WHAT YOU ARE ASKED TO DO
In the data that follows, count each line holding the string "title"; answer with the number only.

PROVIDED RECORDS
----
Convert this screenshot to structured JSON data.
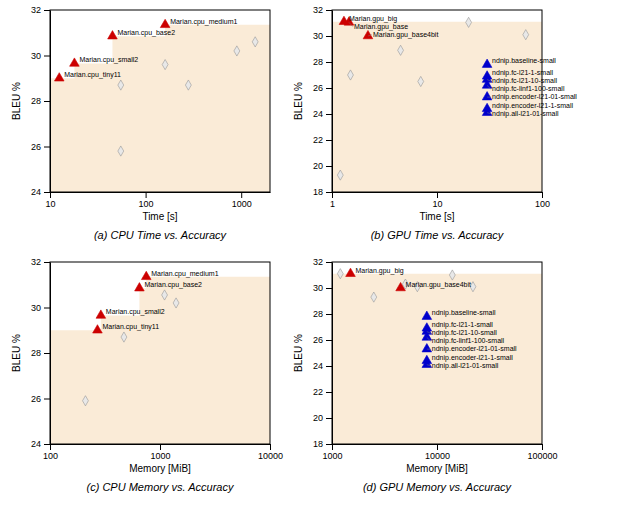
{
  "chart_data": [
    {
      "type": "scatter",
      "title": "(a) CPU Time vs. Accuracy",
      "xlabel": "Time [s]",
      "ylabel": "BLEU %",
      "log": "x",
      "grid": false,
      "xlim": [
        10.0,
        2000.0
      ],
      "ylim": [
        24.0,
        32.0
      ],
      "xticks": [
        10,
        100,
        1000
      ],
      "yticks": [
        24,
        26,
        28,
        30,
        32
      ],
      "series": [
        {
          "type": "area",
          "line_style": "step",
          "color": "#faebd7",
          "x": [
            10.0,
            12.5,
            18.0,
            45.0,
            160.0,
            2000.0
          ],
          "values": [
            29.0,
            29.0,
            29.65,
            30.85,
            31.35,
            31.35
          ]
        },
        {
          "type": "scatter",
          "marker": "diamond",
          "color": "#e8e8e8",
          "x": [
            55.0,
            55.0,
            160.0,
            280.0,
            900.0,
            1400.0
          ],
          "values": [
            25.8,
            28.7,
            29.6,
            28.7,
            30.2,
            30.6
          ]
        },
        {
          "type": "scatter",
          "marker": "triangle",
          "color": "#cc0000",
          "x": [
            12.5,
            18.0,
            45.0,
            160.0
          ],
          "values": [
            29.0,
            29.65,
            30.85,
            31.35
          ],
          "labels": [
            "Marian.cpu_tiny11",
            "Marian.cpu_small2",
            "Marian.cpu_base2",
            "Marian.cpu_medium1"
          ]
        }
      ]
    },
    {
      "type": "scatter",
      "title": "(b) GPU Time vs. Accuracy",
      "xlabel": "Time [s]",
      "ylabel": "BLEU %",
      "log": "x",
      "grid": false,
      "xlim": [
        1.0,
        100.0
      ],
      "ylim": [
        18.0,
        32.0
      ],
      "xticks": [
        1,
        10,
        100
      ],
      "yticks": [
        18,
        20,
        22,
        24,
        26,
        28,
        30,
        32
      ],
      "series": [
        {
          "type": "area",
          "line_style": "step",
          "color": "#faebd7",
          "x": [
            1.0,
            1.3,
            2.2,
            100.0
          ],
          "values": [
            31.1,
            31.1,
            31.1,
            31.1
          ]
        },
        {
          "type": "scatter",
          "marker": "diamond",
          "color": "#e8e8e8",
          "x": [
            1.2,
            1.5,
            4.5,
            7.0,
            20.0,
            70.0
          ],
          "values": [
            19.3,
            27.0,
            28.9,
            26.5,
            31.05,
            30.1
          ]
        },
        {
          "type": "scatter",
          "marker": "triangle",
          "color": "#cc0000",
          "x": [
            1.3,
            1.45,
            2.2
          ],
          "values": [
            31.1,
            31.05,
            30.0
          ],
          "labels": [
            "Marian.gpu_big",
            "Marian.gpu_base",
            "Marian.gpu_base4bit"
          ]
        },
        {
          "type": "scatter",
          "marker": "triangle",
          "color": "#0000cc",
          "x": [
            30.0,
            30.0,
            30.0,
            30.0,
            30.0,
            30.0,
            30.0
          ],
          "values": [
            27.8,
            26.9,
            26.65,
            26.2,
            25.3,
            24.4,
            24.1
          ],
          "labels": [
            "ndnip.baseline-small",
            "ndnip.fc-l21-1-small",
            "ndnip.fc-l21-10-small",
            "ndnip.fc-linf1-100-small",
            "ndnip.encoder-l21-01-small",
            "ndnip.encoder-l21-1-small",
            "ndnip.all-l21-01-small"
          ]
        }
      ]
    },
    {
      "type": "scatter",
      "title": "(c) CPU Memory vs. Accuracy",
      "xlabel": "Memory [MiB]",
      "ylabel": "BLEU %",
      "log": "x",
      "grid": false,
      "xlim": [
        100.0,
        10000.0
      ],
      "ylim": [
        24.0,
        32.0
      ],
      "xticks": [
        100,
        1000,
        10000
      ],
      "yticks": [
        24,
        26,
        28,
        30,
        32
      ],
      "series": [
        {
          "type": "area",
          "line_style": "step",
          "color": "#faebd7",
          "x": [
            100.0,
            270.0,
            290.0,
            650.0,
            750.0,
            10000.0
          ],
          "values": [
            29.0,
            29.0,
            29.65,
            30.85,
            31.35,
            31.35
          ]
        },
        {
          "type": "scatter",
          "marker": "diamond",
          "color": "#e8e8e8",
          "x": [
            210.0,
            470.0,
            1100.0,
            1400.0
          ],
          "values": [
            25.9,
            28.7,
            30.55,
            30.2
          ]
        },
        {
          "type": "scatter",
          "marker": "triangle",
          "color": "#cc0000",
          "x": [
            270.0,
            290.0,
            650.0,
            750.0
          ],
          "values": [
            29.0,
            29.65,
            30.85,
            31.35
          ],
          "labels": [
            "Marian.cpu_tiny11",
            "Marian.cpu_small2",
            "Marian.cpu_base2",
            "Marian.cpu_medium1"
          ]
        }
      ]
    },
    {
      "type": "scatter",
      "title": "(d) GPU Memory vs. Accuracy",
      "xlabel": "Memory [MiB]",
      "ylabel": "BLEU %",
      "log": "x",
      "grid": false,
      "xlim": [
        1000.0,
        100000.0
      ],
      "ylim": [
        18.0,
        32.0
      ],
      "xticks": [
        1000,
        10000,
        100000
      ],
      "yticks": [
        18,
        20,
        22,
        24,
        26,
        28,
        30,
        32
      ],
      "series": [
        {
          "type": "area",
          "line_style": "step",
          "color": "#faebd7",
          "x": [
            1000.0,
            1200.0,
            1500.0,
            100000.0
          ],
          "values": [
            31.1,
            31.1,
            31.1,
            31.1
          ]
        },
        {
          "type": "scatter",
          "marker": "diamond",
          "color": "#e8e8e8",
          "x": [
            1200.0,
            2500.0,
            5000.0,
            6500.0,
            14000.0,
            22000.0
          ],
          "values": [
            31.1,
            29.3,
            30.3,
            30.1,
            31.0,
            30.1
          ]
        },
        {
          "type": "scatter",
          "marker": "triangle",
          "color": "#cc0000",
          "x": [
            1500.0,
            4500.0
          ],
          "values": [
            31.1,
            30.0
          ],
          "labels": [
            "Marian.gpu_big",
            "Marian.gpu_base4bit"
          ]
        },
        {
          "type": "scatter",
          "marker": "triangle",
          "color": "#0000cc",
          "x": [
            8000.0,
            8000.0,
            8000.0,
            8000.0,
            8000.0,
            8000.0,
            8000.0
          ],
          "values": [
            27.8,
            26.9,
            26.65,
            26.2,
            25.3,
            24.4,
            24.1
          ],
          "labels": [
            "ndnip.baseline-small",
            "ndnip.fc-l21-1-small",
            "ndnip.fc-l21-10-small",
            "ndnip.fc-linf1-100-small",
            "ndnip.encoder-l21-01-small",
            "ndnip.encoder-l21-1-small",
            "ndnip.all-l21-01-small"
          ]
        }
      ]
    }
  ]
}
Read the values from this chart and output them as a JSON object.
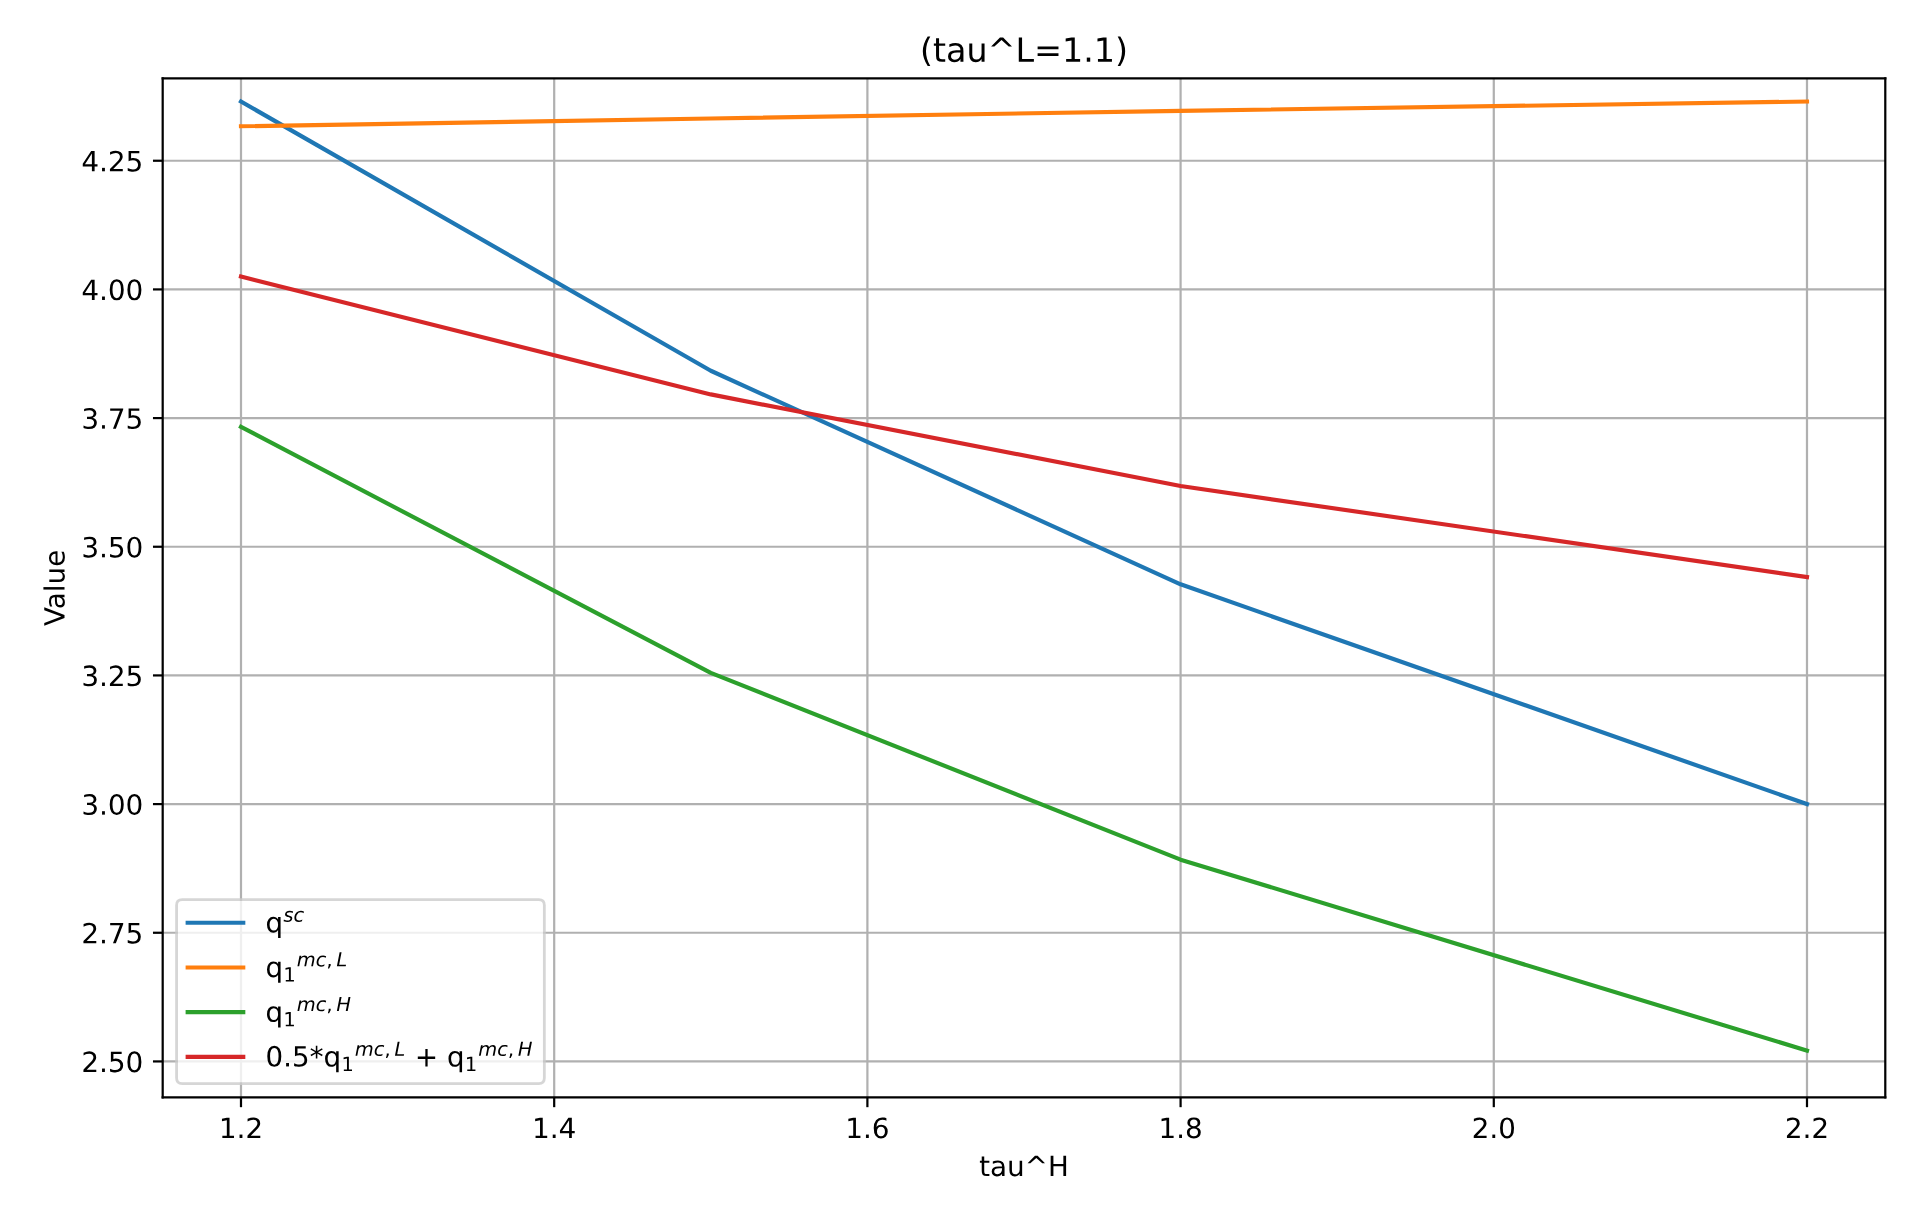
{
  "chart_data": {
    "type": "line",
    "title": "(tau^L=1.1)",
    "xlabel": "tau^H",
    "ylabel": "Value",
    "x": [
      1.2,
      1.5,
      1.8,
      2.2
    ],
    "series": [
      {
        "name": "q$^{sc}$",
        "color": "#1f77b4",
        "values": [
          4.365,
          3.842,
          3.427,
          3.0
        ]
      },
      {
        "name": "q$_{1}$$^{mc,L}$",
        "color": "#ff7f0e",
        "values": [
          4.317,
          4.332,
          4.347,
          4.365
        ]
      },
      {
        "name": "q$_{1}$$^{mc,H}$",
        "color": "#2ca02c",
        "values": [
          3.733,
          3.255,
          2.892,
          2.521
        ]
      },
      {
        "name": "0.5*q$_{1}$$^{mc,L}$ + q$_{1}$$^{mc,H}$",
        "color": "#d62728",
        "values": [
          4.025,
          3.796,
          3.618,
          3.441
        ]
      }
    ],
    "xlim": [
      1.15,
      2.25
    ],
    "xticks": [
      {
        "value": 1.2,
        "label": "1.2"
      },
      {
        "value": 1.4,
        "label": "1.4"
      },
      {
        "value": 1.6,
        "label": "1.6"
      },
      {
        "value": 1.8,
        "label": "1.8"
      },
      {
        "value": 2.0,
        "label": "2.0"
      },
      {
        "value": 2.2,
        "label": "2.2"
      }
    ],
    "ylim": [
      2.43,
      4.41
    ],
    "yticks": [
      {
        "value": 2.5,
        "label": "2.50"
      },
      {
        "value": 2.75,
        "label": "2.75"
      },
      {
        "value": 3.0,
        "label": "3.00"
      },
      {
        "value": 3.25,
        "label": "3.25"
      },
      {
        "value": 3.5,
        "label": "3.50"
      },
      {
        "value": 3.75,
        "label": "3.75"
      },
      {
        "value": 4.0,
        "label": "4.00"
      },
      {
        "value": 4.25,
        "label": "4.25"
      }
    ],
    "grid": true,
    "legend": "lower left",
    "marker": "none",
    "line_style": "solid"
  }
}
----
OUTPUT FOR THIS TASK
5